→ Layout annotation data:

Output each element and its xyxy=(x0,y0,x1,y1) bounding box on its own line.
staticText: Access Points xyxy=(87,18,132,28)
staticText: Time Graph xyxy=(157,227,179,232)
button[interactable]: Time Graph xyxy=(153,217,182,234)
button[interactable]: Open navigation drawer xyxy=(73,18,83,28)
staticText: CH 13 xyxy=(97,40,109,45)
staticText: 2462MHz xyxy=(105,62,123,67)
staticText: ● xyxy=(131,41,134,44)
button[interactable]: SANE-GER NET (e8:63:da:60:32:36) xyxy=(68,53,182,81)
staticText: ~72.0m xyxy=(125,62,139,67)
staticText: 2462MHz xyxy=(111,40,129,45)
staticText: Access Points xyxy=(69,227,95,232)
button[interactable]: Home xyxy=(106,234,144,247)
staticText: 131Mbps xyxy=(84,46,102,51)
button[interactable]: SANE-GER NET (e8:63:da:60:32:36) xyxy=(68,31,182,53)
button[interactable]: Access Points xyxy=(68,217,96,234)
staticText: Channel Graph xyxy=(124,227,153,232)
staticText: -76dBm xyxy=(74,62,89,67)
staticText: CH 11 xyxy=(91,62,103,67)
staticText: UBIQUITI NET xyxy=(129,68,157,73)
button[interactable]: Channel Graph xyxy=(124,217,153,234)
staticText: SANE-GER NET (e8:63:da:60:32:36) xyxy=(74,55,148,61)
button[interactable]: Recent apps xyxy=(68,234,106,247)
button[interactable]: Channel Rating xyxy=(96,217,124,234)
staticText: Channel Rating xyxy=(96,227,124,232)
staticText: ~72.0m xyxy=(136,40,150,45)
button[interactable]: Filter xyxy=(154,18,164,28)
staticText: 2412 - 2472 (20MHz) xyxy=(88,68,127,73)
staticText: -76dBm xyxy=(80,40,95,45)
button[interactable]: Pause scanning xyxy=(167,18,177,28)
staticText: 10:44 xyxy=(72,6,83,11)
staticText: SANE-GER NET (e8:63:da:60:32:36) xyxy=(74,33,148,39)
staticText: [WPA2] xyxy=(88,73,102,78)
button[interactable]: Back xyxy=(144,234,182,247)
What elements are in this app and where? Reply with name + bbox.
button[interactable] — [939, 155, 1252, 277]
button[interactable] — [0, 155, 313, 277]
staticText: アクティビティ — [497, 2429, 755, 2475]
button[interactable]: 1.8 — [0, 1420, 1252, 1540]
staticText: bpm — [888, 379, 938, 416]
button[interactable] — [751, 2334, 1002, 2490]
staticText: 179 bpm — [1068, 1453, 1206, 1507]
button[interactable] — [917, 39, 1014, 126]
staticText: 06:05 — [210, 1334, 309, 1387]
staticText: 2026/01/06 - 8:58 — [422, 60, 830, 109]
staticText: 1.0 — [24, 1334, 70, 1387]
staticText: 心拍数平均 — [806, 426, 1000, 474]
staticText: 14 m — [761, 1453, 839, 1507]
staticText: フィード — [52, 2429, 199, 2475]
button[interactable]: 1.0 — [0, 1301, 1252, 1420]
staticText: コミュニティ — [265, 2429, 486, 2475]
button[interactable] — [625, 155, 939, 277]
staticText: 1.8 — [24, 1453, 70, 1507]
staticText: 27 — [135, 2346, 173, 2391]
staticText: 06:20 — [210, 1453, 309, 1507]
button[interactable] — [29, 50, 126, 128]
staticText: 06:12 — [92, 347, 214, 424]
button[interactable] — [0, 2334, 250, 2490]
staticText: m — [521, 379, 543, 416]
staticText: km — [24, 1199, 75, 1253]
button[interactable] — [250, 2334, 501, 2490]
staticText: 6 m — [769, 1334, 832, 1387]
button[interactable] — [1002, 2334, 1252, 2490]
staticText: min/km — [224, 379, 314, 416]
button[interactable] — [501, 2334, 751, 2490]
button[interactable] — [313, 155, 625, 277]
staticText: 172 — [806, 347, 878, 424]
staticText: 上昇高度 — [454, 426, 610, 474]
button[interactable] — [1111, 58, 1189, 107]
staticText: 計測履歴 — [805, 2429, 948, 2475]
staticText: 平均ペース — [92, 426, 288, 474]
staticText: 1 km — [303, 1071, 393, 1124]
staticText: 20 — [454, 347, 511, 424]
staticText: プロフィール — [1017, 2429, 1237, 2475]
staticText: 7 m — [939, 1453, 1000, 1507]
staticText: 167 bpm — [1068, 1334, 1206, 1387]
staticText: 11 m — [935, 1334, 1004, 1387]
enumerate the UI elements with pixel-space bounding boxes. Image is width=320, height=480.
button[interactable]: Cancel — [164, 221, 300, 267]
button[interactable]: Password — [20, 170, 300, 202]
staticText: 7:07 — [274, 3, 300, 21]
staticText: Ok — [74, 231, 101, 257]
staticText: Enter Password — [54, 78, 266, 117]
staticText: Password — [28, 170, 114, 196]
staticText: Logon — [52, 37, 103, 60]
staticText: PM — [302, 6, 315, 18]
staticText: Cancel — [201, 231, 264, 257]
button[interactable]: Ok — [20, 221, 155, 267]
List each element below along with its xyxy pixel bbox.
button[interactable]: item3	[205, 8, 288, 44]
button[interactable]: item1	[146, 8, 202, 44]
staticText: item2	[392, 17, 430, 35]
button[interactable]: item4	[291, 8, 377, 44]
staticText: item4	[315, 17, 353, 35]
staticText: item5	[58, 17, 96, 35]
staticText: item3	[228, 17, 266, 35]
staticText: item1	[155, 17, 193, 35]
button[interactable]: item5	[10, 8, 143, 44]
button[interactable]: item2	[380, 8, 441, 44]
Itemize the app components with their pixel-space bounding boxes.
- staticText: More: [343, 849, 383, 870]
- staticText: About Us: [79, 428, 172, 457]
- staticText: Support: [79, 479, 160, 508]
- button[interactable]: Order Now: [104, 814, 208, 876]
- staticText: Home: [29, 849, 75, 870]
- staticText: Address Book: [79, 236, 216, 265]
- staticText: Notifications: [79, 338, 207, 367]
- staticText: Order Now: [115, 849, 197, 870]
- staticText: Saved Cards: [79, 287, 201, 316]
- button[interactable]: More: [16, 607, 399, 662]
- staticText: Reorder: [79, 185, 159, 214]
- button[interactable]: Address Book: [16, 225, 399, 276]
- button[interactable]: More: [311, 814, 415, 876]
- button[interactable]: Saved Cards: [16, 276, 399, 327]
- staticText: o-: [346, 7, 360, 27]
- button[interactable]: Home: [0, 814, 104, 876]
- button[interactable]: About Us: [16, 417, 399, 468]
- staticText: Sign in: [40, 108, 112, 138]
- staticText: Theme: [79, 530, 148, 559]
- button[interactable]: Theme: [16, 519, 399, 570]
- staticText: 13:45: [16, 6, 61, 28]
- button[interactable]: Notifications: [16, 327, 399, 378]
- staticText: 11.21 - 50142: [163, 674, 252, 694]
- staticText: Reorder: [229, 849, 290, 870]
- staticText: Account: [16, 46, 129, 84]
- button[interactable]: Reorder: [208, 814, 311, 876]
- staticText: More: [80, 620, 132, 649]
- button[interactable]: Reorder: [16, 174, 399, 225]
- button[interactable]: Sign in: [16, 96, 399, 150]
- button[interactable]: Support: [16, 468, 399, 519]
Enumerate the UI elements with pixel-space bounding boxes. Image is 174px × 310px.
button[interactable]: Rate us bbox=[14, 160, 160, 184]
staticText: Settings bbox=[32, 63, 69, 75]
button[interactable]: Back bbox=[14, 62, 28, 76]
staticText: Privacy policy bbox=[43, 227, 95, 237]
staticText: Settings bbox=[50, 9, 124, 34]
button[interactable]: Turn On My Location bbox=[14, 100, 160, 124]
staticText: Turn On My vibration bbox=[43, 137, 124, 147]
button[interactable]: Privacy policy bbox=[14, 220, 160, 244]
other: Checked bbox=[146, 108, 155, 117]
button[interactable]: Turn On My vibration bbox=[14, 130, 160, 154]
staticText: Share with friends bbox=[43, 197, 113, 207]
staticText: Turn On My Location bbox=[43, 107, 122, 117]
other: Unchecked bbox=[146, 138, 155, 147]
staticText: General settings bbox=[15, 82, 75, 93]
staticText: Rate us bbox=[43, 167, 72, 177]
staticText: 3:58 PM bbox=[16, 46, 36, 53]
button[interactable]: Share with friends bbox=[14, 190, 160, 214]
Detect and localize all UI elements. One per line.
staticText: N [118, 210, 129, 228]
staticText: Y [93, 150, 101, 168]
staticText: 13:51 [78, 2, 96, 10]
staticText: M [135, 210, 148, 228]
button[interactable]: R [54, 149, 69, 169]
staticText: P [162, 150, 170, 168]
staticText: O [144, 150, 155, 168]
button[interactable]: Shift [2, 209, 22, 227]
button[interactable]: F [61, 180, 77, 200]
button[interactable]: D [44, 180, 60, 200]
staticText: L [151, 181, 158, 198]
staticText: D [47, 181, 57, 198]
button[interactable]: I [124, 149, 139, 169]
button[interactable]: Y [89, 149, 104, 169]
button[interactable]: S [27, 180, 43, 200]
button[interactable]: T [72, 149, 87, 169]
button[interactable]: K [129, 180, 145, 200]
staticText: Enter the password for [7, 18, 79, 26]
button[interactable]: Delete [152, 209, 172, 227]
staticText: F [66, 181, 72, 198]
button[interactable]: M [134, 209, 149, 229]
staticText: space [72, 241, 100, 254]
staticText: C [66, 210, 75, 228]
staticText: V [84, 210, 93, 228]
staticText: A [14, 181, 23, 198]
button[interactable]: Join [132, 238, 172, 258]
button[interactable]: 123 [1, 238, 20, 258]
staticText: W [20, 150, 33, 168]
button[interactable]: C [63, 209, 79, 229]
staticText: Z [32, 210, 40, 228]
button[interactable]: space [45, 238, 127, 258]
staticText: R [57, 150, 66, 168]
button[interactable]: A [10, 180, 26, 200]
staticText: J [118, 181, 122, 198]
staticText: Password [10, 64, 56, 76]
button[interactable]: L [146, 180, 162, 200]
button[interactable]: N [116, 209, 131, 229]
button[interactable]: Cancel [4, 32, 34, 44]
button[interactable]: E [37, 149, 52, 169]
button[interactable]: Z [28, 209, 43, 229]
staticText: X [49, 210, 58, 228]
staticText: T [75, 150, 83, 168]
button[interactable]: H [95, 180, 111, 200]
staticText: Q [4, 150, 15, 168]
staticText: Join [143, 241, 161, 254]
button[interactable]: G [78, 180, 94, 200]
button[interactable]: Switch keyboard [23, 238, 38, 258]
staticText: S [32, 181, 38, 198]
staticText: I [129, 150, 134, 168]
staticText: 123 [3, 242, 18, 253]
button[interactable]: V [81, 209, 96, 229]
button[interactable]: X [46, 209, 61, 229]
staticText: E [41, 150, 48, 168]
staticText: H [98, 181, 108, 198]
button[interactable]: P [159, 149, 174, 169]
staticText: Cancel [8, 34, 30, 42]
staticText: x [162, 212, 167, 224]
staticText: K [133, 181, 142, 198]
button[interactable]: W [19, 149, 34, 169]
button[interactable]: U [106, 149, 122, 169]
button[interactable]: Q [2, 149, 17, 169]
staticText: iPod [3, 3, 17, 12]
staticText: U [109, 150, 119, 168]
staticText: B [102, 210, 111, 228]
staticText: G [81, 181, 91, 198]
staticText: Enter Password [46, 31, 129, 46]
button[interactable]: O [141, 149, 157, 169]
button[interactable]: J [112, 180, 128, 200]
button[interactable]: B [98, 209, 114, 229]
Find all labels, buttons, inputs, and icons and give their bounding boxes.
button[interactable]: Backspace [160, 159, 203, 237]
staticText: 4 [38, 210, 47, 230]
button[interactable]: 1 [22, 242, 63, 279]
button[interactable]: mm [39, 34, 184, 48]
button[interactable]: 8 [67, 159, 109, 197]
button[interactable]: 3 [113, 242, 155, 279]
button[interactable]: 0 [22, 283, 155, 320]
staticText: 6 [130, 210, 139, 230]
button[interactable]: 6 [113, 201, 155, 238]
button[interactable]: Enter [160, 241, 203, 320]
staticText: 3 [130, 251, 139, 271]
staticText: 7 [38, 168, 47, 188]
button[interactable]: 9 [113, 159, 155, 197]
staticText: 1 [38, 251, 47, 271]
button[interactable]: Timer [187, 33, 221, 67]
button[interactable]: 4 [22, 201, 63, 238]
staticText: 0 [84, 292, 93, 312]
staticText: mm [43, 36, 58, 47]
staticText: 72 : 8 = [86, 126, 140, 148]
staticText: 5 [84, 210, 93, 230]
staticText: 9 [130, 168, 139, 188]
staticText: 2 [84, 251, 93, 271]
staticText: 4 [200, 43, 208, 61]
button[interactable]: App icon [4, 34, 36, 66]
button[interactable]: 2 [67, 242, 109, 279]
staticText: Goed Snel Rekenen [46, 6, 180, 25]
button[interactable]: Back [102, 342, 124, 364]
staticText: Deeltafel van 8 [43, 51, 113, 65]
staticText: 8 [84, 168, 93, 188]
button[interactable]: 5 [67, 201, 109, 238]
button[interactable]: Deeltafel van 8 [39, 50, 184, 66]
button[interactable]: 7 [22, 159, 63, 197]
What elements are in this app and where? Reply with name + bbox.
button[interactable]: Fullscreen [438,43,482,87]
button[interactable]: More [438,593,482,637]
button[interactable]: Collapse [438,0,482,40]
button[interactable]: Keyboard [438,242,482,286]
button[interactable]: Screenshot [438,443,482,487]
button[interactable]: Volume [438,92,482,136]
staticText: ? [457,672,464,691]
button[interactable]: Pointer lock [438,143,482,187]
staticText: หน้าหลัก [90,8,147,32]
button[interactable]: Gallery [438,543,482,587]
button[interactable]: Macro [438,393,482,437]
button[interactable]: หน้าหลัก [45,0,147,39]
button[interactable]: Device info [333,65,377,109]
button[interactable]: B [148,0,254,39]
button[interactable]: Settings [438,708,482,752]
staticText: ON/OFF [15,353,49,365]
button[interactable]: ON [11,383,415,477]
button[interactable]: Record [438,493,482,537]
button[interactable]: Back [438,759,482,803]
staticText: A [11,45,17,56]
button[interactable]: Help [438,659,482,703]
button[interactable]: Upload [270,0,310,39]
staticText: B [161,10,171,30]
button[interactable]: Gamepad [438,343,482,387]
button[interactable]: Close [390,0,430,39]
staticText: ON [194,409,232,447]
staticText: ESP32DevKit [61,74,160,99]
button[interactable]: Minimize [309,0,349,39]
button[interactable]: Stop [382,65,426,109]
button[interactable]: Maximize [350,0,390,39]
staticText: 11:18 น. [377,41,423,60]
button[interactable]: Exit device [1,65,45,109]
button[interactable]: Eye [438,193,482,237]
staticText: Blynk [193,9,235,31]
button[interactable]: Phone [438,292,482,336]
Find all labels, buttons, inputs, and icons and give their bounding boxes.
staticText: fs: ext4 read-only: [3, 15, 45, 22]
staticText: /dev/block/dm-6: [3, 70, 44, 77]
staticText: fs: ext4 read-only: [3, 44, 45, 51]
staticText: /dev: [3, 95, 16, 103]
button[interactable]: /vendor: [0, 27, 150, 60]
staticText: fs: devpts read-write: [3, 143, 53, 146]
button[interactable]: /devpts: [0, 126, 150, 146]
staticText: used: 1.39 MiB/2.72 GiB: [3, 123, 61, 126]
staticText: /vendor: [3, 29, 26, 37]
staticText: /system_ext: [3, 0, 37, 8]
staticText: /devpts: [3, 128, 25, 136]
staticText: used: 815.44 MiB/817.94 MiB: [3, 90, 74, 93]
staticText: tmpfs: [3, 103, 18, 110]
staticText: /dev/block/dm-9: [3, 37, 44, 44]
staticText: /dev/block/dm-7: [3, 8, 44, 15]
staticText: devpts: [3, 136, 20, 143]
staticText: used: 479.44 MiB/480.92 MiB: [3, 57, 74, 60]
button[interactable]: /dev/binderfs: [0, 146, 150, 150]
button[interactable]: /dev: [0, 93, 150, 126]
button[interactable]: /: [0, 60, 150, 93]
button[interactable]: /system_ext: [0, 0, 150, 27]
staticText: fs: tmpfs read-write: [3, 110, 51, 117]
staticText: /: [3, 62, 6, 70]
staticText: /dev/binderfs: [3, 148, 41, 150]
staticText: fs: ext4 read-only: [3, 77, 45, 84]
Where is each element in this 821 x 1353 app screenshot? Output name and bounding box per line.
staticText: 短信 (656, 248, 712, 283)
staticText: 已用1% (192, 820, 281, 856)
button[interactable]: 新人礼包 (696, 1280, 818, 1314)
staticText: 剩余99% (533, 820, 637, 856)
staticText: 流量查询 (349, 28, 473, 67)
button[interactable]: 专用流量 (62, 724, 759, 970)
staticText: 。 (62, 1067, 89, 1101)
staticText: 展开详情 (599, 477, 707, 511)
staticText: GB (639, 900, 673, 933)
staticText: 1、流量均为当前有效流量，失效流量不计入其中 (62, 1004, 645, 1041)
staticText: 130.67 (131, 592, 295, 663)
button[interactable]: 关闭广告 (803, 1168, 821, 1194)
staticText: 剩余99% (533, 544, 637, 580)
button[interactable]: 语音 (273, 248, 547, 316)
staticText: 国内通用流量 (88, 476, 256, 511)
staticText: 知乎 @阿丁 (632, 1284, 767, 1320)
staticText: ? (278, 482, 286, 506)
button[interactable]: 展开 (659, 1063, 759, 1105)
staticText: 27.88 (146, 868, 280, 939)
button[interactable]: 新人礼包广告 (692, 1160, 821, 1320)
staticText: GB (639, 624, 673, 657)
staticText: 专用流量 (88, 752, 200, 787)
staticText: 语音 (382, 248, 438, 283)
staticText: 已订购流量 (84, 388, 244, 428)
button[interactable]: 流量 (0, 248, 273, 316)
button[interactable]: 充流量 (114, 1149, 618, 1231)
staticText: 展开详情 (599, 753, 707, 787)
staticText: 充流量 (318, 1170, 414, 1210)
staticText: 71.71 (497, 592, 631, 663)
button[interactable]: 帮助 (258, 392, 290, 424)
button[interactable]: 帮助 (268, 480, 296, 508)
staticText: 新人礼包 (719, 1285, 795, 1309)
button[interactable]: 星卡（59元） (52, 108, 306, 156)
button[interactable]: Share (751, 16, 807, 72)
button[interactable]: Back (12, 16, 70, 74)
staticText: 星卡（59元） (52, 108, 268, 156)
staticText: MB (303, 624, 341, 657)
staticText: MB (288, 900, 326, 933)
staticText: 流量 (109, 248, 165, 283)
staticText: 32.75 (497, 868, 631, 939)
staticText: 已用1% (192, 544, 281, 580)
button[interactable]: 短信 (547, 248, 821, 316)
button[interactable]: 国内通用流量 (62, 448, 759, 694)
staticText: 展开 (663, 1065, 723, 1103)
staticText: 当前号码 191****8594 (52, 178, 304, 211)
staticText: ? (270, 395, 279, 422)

→ TASK BRIEF:
Copy the rows word for word, from the first one down to the line containing "staticText: 131Mbps xyxy=(84,46,102,51)", including both.

→ SOLUTION FOR THIS PROBLEM:
Output each element and its xyxy=(x0,y0,x1,y1) bounding box on its own line.
staticText: Access Points xyxy=(87,18,132,28)
staticText: Time Graph xyxy=(157,227,179,232)
button[interactable]: Time Graph xyxy=(153,217,182,234)
button[interactable]: Open navigation drawer xyxy=(73,18,83,28)
staticText: CH 13 xyxy=(97,40,109,45)
staticText: 2462MHz xyxy=(105,62,123,67)
staticText: ● xyxy=(131,41,134,44)
button[interactable]: SANE-GER NET (e8:63:da:60:32:36) xyxy=(68,53,182,81)
staticText: ~72.0m xyxy=(125,62,139,67)
staticText: 2462MHz xyxy=(111,40,129,45)
staticText: Access Points xyxy=(69,227,95,232)
button[interactable]: Home xyxy=(106,234,144,247)
staticText: 131Mbps xyxy=(84,46,102,51)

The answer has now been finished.